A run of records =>
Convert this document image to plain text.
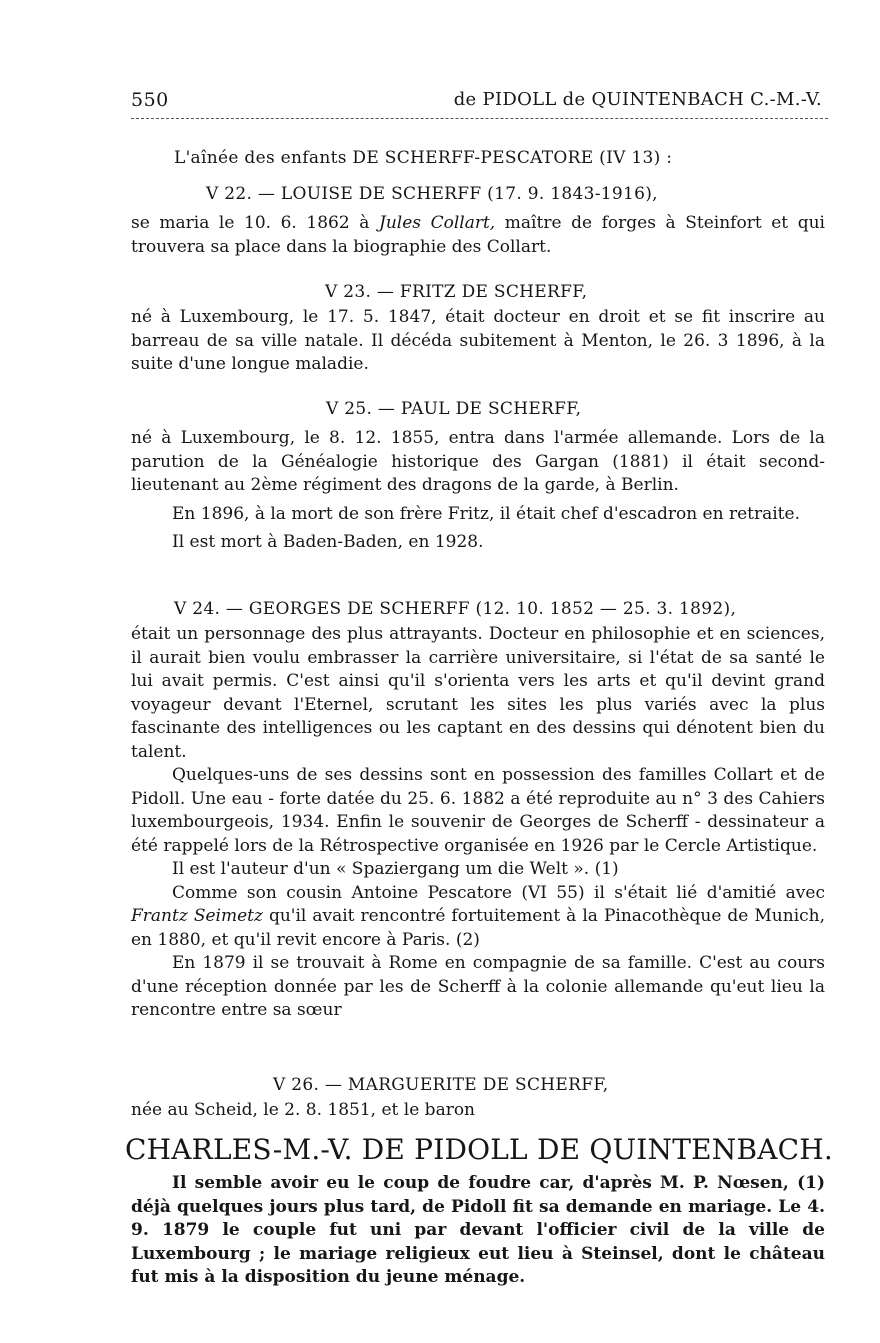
550	de PIDOLL de QUINTENBACH C.-M.-V.
L'aînée des enfants DE SCHERFF-PESCATORE (IV 13) :
V 22. — LOUISE DE SCHERFF (17. 9. 1843-1916),

se maria le 10. 6. 1862 à Jules Collart, maître de forges à Steinfort et qui trouvera sa place dans la biographie des Collart.

V 23. — FRITZ DE SCHERFF,

né à Luxembourg, le 17. 5. 1847, était docteur en droit et se fit inscrire au barreau de sa ville natale. Il décéda subitement à Menton, le 26. 3 1896, à la suite d'une longue maladie.

V 25. — PAUL DE SCHERFF,

né à Luxembourg, le 8. 12. 1855, entra dans l'armée allemande. Lors de la parution de la Généalogie historique des Gargan (1881) il était second-lieutenant au 2ème régiment des dragons de la garde, à Berlin.

En 1896, à la mort de son frère Fritz, il était chef d'escadron en retraite.

Il est mort à Baden-Baden, en 1928.

V 24. — GEORGES DE SCHERFF (12. 10. 1852 — 25. 3. 1892),

était un personnage des plus attrayants. Docteur en philosophie et en sciences, il aurait bien voulu embrasser la carrière universitaire, si l'état de sa santé le lui avait permis. C'est ainsi qu'il s'orienta vers les arts et qu'il devint grand voyageur devant l'Eternel, scrutant les sites les plus variés avec la plus fascinante des intelligences ou les captant en des dessins qui dénotent bien du talent.

Quelques-uns de ses dessins sont en possession des familles Collart et de Pidoll. Une eau - forte datée du 25. 6. 1882 a été reproduite au n° 3 des Cahiers luxembourgeois, 1934. Enfin le souvenir de Georges de Scherff - dessinateur a été rappelé lors de la Rétrospective organisée en 1926 par le Cercle Artistique.

Il est l'auteur d'un « Spaziergang um die Welt ». (1)

Comme son cousin Antoine Pescatore (VI 55) il s'était lié d'amitié avec Frantz Seimetz qu'il avait rencontré fortuitement à la Pinacothèque de Munich, en 1880, et qu'il revit encore à Paris. (2)

En 1879 il se trouvait à Rome en compagnie de sa famille. C'est au cours d'une réception donnée par les de Scherff à la colonie allemande qu'eut lieu la rencontre entre sa sœur

V 26. — MARGUERITE DE SCHERFF,

née au Scheid, le 2. 8. 1851, et le baron

CHARLES-M.-V. DE PIDOLL DE QUINTENBACH.

Il semble avoir eu le coup de foudre car, d'après M. P. Nœsen, (1) déjà quelques jours plus tard, de Pidoll fit sa demande en mariage. Le 4. 9. 1879 le couple fut uni par devant l'officier civil de la ville de Luxembourg ; le mariage religieux eut lieu à Steinsel, dont le château fut mis à la disposition du jeune ménage.
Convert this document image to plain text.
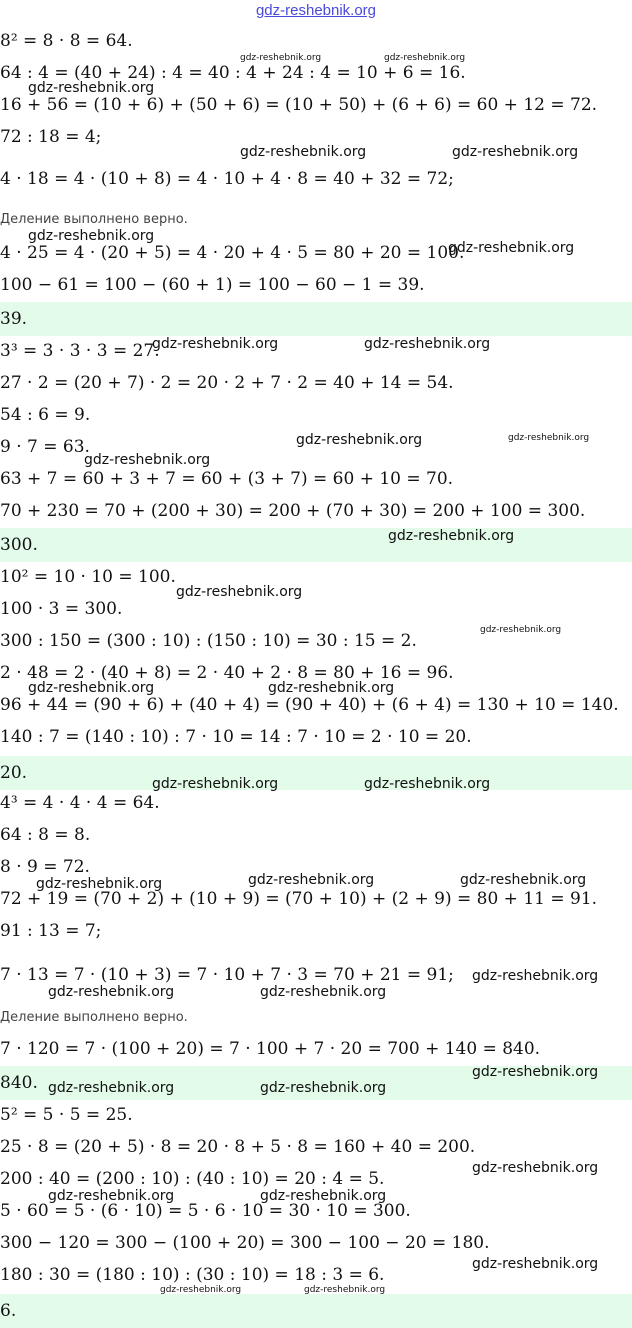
gdz-reshebnik.org
8² = 8 · 8 = 64.
64 : 4 = (40 + 24) : 4 = 40 : 4 + 24 : 4 = 10 + 6 = 16.
16 + 56 = (10 + 6) + (50 + 6) = (10 + 50) + (6 + 6) = 60 + 12 = 72.
72 : 18 = 4;
4 · 18 = 4 · (10 + 8) = 4 · 10 + 4 · 8 = 40 + 32 = 72;
Деление выполнено верно.
4 · 25 = 4 · (20 + 5) = 4 · 20 + 4 · 5 = 80 + 20 = 100.
100 − 61 = 100 − (60 + 1) = 100 − 60 − 1 = 39.
39.
3³ = 3 · 3 · 3 = 27.
27 · 2 = (20 + 7) · 2 = 20 · 2 + 7 · 2 = 40 + 14 = 54.
54 : 6 = 9.
9 · 7 = 63.
63 + 7 = 60 + 3 + 7 = 60 + (3 + 7) = 60 + 10 = 70.
70 + 230 = 70 + (200 + 30) = 200 + (70 + 30) = 200 + 100 = 300.
300.
10² = 10 · 10 = 100.
100 · 3 = 300.
300 : 150 = (300 : 10) : (150 : 10) = 30 : 15 = 2.
2 · 48 = 2 · (40 + 8) = 2 · 40 + 2 · 8 = 80 + 16 = 96.
96 + 44 = (90 + 6) + (40 + 4) = (90 + 40) + (6 + 4) = 130 + 10 = 140.
140 : 7 = (140 : 10) : 7 · 10 = 14 : 7 · 10 = 2 · 10 = 20.
20.
4³ = 4 · 4 · 4 = 64.
64 : 8 = 8.
8 · 9 = 72.
72 + 19 = (70 + 2) + (10 + 9) = (70 + 10) + (2 + 9) = 80 + 11 = 91.
91 : 13 = 7;
7 · 13 = 7 · (10 + 3) = 7 · 10 + 7 · 3 = 70 + 21 = 91;
Деление выполнено верно.
7 · 120 = 7 · (100 + 20) = 7 · 100 + 7 · 20 = 700 + 140 = 840.
840.
5² = 5 · 5 = 25.
25 · 8 = (20 + 5) · 8 = 20 · 8 + 5 · 8 = 160 + 40 = 200.
200 : 40 = (200 : 10) : (40 : 10) = 20 : 4 = 5.
5 · 60 = 5 · (6 · 10) = 5 · 6 · 10 = 30 · 10 = 300.
300 − 120 = 300 − (100 + 20) = 300 − 100 − 20 = 180.
180 : 30 = (180 : 10) : (30 : 10) = 18 : 3 = 6.
6.
gdz-reshebnik.org	gdz-reshebnik.org
gdz-reshebnik.org
gdz-reshebnik.org	gdz-reshebnik.org
gdz-reshebnik.org
gdz-reshebnik.org
gdz-reshebnik.org	gdz-reshebnik.org
gdz-reshebnik.org	gdz-reshebnik.org
gdz-reshebnik.org
gdz-reshebnik.org
gdz-reshebnik.org
gdz-reshebnik.org
gdz-reshebnik.org	gdz-reshebnik.org
gdz-reshebnik.org	gdz-reshebnik.org
gdz-reshebnik.org	gdz-reshebnik.org	gdz-reshebnik.org
gdz-reshebnik.org
gdz-reshebnik.org	gdz-reshebnik.org
gdz-reshebnik.org
gdz-reshebnik.org	gdz-reshebnik.org
gdz-reshebnik.org
gdz-reshebnik.org	gdz-reshebnik.org
gdz-reshebnik.org
gdz-reshebnik.org	gdz-reshebnik.org
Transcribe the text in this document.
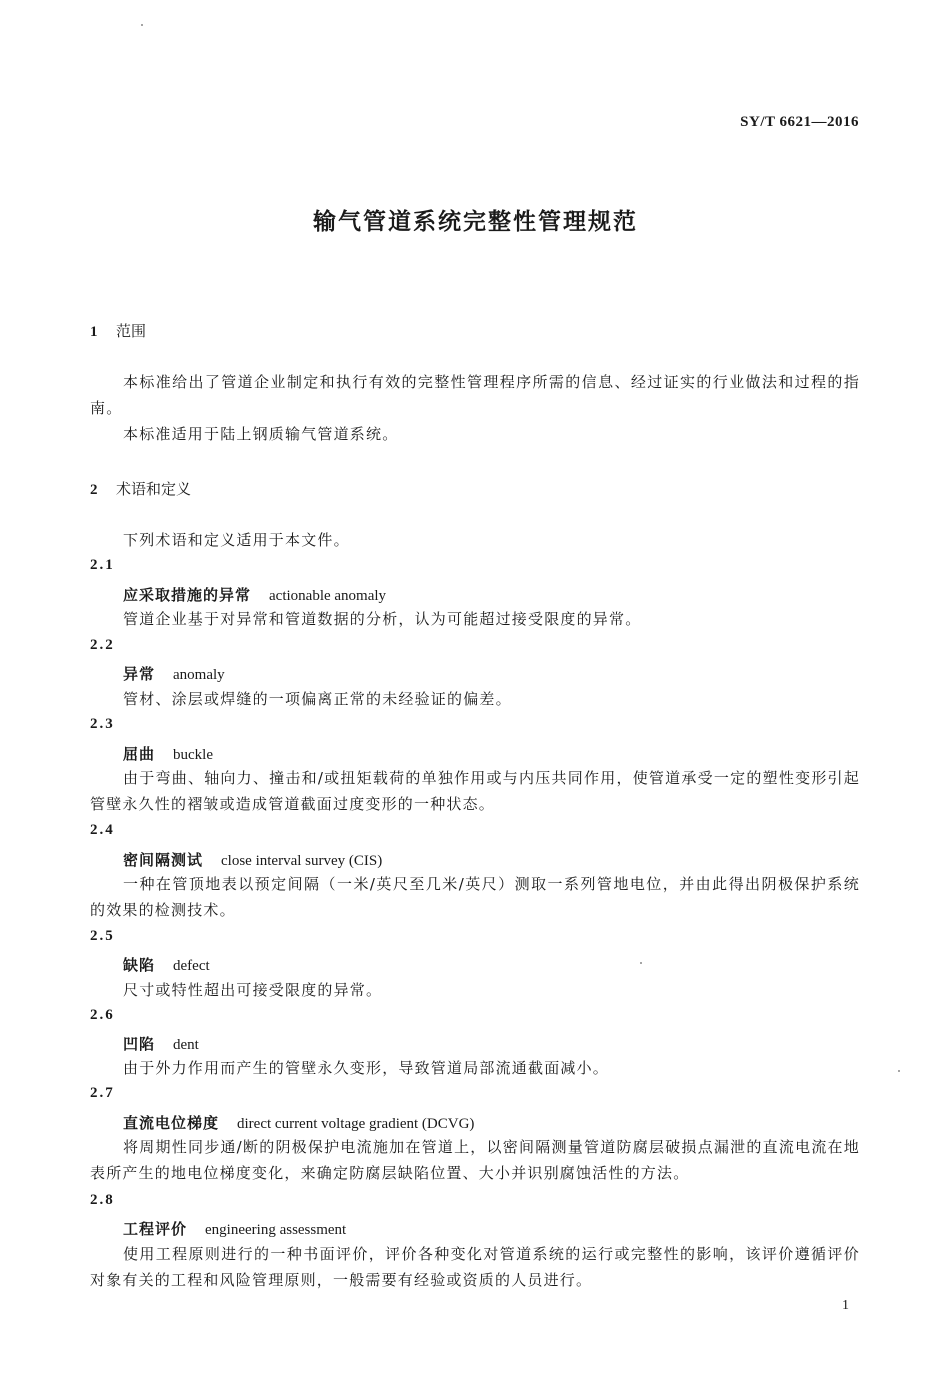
SY/T 6621—2016
输气管道系统完整性管理规范
1 范围
本标准给出了管道企业制定和执行有效的完整性管理程序所需的信息、经过证实的行业做法和过程的指南。
本标准适用于陆上钢质输气管道系统。
2 术语和定义
下列术语和定义适用于本文件。
2.1
应采取措施的异常 actionable anomaly
管道企业基于对异常和管道数据的分析，认为可能超过接受限度的异常。
2.2
异常 anomaly
管材、涂层或焊缝的一项偏离正常的未经验证的偏差。
2.3
屈曲 buckle
由于弯曲、轴向力、撞击和/或扭矩载荷的单独作用或与内压共同作用，使管道承受一定的塑性变形引起管壁永久性的褶皱或造成管道截面过度变形的一种状态。
2.4
密间隔测试 close interval survey (CIS)
一种在管顶地表以预定间隔（一米/英尺至几米/英尺）测取一系列管地电位，并由此得出阴极保护系统的效果的检测技术。
2.5
缺陷 defect
尺寸或特性超出可接受限度的异常。
2.6
凹陷 dent
由于外力作用而产生的管壁永久变形，导致管道局部流通截面减小。
2.7
直流电位梯度 direct current voltage gradient (DCVG)
将周期性同步通/断的阴极保护电流施加在管道上，以密间隔测量管道防腐层破损点漏泄的直流电流在地表所产生的地电位梯度变化，来确定防腐层缺陷位置、大小并识别腐蚀活性的方法。
2.8
工程评价 engineering assessment
使用工程原则进行的一种书面评价，评价各种变化对管道系统的运行或完整性的影响，该评价遵循评价对象有关的工程和风险管理原则，一般需要有经验或资质的人员进行。
1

AIM OF THE TASK =>
Copy out the entries verbatim and leave the images out.

ANSWER TO THE PROBLEM =>
Convert this document image to plain text.
550	de PIDOLL de QUINTENBACH C.-M.-V.
L'aînée des enfants DE SCHERFF-PESCATORE (IV 13) :
V 22. — LOUISE DE SCHERFF (17. 9. 1843-1916),

se maria le 10. 6. 1862 à Jules Collart, maître de forges à Steinfort et qui trouvera sa place dans la biographie des Collart.

V 23. — FRITZ DE SCHERFF,

né à Luxembourg, le 17. 5. 1847, était docteur en droit et se fit inscrire au barreau de sa ville natale. Il décéda subitement à Menton, le 26. 3 1896, à la suite d'une longue maladie.

V 25. — PAUL DE SCHERFF,

né à Luxembourg, le 8. 12. 1855, entra dans l'armée allemande. Lors de la parution de la Généalogie historique des Gargan (1881) il était second-lieutenant au 2ème régiment des dragons de la garde, à Berlin.

En 1896, à la mort de son frère Fritz, il était chef d'escadron en retraite.

Il est mort à Baden-Baden, en 1928.

V 24. — GEORGES DE SCHERFF (12. 10. 1852 — 25. 3. 1892),

était un personnage des plus attrayants. Docteur en philosophie et en sciences, il aurait bien voulu embrasser la carrière universitaire, si l'état de sa santé le lui avait permis. C'est ainsi qu'il s'orienta vers les arts et qu'il devint grand voyageur devant l'Eternel, scrutant les sites les plus variés avec la plus fascinante des intelligences ou les captant en des dessins qui dénotent bien du talent.

Quelques-uns de ses dessins sont en possession des familles Collart et de Pidoll. Une eau - forte datée du 25. 6. 1882 a été reproduite au n° 3 des Cahiers luxembourgeois, 1934. Enfin le souvenir de Georges de Scherff - dessinateur a été rappelé lors de la Rétrospective organisée en 1926 par le Cercle Artistique.

Il est l'auteur d'un « Spaziergang um die Welt ». (1)

Comme son cousin Antoine Pescatore (VI 55) il s'était lié d'amitié avec Frantz Seimetz qu'il avait rencontré fortuitement à la Pinacothèque de Munich, en 1880, et qu'il revit encore à Paris. (2)

En 1879 il se trouvait à Rome en compagnie de sa famille. C'est au cours d'une réception donnée par les de Scherff à la colonie allemande qu'eut lieu la rencontre entre sa sœur

V 26. — MARGUERITE DE SCHERFF,

née au Scheid, le 2. 8. 1851, et le baron

CHARLES-M.-V. DE PIDOLL DE QUINTENBACH.

Il semble avoir eu le coup de foudre car, d'après M. P. Nœsen, (1) déjà quelques jours plus tard, de Pidoll fit sa demande en mariage. Le 4. 9. 1879 le couple fut uni par devant l'officier civil de la ville de Luxembourg ; le mariage religieux eut lieu à Steinsel, dont le château fut mis à la disposition du jeune ménage.
Convert this document image to plain text.
gdz-reshebnik.org
8² = 8 · 8 = 64.
64 : 4 = (40 + 24) : 4 = 40 : 4 + 24 : 4 = 10 + 6 = 16.
16 + 56 = (10 + 6) + (50 + 6) = (10 + 50) + (6 + 6) = 60 + 12 = 72.
72 : 18 = 4;
4 · 18 = 4 · (10 + 8) = 4 · 10 + 4 · 8 = 40 + 32 = 72;
Деление выполнено верно.
4 · 25 = 4 · (20 + 5) = 4 · 20 + 4 · 5 = 80 + 20 = 100.
100 − 61 = 100 − (60 + 1) = 100 − 60 − 1 = 39.
39.
3³ = 3 · 3 · 3 = 27.
27 · 2 = (20 + 7) · 2 = 20 · 2 + 7 · 2 = 40 + 14 = 54.
54 : 6 = 9.
9 · 7 = 63.
63 + 7 = 60 + 3 + 7 = 60 + (3 + 7) = 60 + 10 = 70.
70 + 230 = 70 + (200 + 30) = 200 + (70 + 30) = 200 + 100 = 300.
300.
10² = 10 · 10 = 100.
100 · 3 = 300.
300 : 150 = (300 : 10) : (150 : 10) = 30 : 15 = 2.
2 · 48 = 2 · (40 + 8) = 2 · 40 + 2 · 8 = 80 + 16 = 96.
96 + 44 = (90 + 6) + (40 + 4) = (90 + 40) + (6 + 4) = 130 + 10 = 140.
140 : 7 = (140 : 10) : 7 · 10 = 14 : 7 · 10 = 2 · 10 = 20.
20.
4³ = 4 · 4 · 4 = 64.
64 : 8 = 8.
8 · 9 = 72.
72 + 19 = (70 + 2) + (10 + 9) = (70 + 10) + (2 + 9) = 80 + 11 = 91.
91 : 13 = 7;
7 · 13 = 7 · (10 + 3) = 7 · 10 + 7 · 3 = 70 + 21 = 91;
Деление выполнено верно.
7 · 120 = 7 · (100 + 20) = 7 · 100 + 7 · 20 = 700 + 140 = 840.
840.
5² = 5 · 5 = 25.
25 · 8 = (20 + 5) · 8 = 20 · 8 + 5 · 8 = 160 + 40 = 200.
200 : 40 = (200 : 10) : (40 : 10) = 20 : 4 = 5.
5 · 60 = 5 · (6 · 10) = 5 · 6 · 10 = 30 · 10 = 300.
300 − 120 = 300 − (100 + 20) = 300 − 100 − 20 = 180.
180 : 30 = (180 : 10) : (30 : 10) = 18 : 3 = 6.
6.
gdz-reshebnik.org	gdz-reshebnik.org
gdz-reshebnik.org
gdz-reshebnik.org	gdz-reshebnik.org
gdz-reshebnik.org
gdz-reshebnik.org
gdz-reshebnik.org	gdz-reshebnik.org
gdz-reshebnik.org	gdz-reshebnik.org
gdz-reshebnik.org
gdz-reshebnik.org
gdz-reshebnik.org
gdz-reshebnik.org
gdz-reshebnik.org	gdz-reshebnik.org
gdz-reshebnik.org	gdz-reshebnik.org
gdz-reshebnik.org	gdz-reshebnik.org	gdz-reshebnik.org
gdz-reshebnik.org
gdz-reshebnik.org	gdz-reshebnik.org
gdz-reshebnik.org
gdz-reshebnik.org	gdz-reshebnik.org
gdz-reshebnik.org
gdz-reshebnik.org	gdz-reshebnik.org
gdz-reshebnik.org
gdz-reshebnik.org	gdz-reshebnik.org
Transcribe the text in this document.
SY/T 6621—2016
输气管道系统完整性管理规范
1 范围
本标准给出了管道企业制定和执行有效的完整性管理程序所需的信息、经过证实的行业做法和过程的指南。
本标准适用于陆上钢质输气管道系统。
2 术语和定义
下列术语和定义适用于本文件。
2.1
应采取措施的异常 actionable anomaly
管道企业基于对异常和管道数据的分析，认为可能超过接受限度的异常。
2.2
异常 anomaly
管材、涂层或焊缝的一项偏离正常的未经验证的偏差。
2.3
屈曲 buckle
由于弯曲、轴向力、撞击和/或扭矩载荷的单独作用或与内压共同作用，使管道承受一定的塑性变形引起管壁永久性的褶皱或造成管道截面过度变形的一种状态。
2.4
密间隔测试 close interval survey (CIS)
一种在管顶地表以预定间隔（一米/英尺至几米/英尺）测取一系列管地电位，并由此得出阴极保护系统的效果的检测技术。
2.5
缺陷 defect
尺寸或特性超出可接受限度的异常。
2.6
凹陷 dent
由于外力作用而产生的管壁永久变形，导致管道局部流通截面减小。
2.7
直流电位梯度 direct current voltage gradient (DCVG)
将周期性同步通/断的阴极保护电流施加在管道上，以密间隔测量管道防腐层破损点漏泄的直流电流在地表所产生的地电位梯度变化，来确定防腐层缺陷位置、大小并识别腐蚀活性的方法。
2.8
工程评价 engineering assessment
使用工程原则进行的一种书面评价，评价各种变化对管道系统的运行或完整性的影响，该评价遵循评价对象有关的工程和风险管理原则，一般需要有经验或资质的人员进行。
1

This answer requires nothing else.